**Objective**
Collect every line that includes the string "Stokes".

**Data for this exercise**
________________

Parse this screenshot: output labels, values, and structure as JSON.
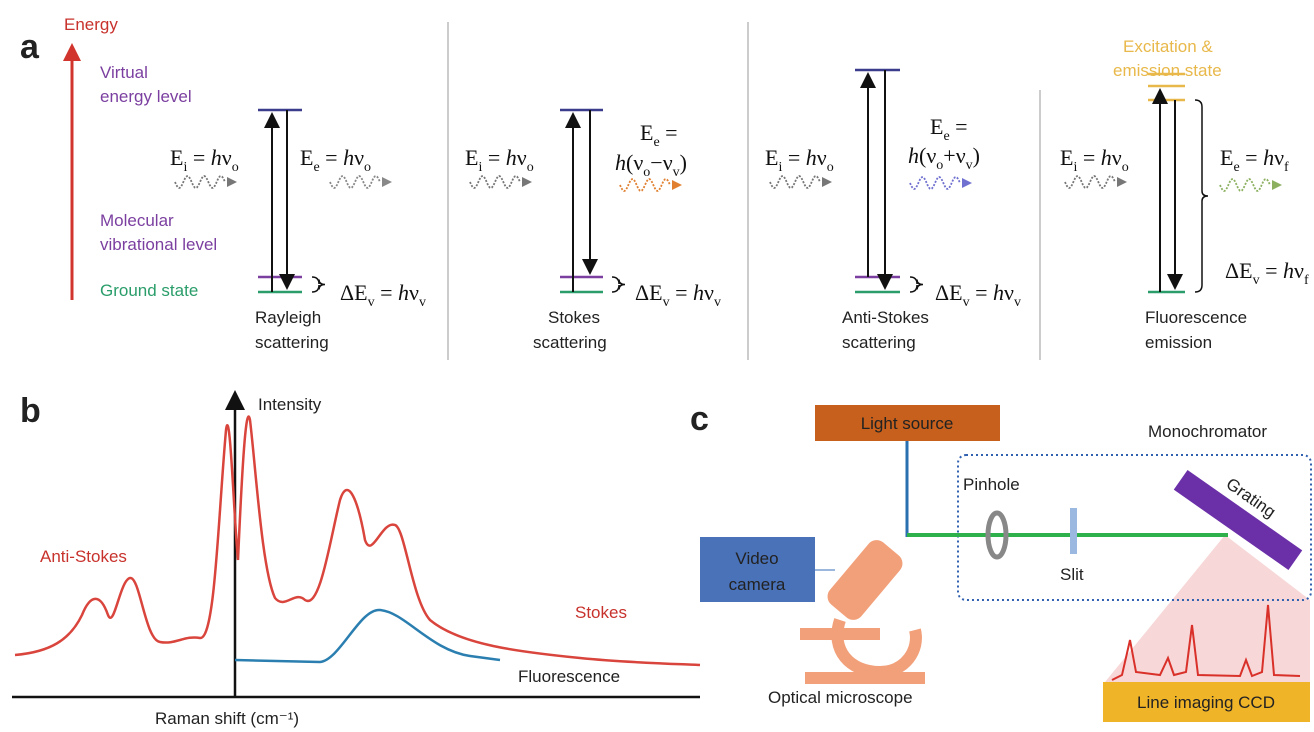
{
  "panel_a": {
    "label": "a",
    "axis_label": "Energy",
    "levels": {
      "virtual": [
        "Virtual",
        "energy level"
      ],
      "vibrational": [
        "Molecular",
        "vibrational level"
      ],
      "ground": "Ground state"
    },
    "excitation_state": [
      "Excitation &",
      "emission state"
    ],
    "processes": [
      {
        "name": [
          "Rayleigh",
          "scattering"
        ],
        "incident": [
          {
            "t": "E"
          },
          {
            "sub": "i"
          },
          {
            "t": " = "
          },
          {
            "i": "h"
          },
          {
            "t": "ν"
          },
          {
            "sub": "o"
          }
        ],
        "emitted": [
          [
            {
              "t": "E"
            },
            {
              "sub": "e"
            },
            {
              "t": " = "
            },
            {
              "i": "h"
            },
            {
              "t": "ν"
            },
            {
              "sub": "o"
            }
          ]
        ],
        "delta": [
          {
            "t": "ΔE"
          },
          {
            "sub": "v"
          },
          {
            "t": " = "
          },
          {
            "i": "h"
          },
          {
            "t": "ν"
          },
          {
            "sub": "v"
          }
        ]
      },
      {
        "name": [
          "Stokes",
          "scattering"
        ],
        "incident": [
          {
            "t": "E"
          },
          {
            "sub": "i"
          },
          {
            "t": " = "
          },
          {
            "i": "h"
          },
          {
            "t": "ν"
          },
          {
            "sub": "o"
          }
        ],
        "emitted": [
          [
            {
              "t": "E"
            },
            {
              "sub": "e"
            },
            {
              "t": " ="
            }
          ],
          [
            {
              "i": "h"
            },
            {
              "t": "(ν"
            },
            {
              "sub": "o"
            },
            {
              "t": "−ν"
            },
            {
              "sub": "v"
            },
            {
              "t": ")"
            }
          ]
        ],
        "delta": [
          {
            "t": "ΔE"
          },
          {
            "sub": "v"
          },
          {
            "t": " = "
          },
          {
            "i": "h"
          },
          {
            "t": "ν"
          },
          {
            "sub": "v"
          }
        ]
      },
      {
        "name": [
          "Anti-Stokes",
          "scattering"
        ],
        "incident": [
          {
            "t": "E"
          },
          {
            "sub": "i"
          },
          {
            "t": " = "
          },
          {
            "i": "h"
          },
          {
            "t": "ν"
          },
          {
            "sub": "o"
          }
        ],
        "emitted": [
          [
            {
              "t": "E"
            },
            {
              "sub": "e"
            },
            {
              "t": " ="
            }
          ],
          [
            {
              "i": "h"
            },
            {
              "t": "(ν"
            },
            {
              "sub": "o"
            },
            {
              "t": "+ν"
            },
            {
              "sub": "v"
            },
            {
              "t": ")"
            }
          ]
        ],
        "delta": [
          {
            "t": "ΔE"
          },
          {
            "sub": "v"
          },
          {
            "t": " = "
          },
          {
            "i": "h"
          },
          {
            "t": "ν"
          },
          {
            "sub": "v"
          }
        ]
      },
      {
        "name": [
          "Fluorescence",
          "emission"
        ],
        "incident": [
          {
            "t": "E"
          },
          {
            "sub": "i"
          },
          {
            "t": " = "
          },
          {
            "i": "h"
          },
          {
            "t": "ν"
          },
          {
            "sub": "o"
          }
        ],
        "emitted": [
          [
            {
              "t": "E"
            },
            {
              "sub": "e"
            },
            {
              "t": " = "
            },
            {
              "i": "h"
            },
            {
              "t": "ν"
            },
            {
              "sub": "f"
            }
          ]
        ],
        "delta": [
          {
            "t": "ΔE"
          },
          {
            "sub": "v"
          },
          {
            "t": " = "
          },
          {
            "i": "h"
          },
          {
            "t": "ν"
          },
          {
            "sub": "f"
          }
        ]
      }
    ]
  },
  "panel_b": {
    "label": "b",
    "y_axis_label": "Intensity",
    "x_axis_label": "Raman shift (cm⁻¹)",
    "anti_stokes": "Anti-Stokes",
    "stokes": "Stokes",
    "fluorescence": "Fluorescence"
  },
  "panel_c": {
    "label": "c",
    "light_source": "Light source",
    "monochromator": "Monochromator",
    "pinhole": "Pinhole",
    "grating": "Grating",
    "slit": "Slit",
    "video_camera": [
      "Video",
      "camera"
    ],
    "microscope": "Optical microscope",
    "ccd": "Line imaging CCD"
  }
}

________________

**Result of this task**
          "Stokes",
          "Anti-Stokes",
    "anti_stokes": "Anti-Stokes",
    "stokes": "Stokes",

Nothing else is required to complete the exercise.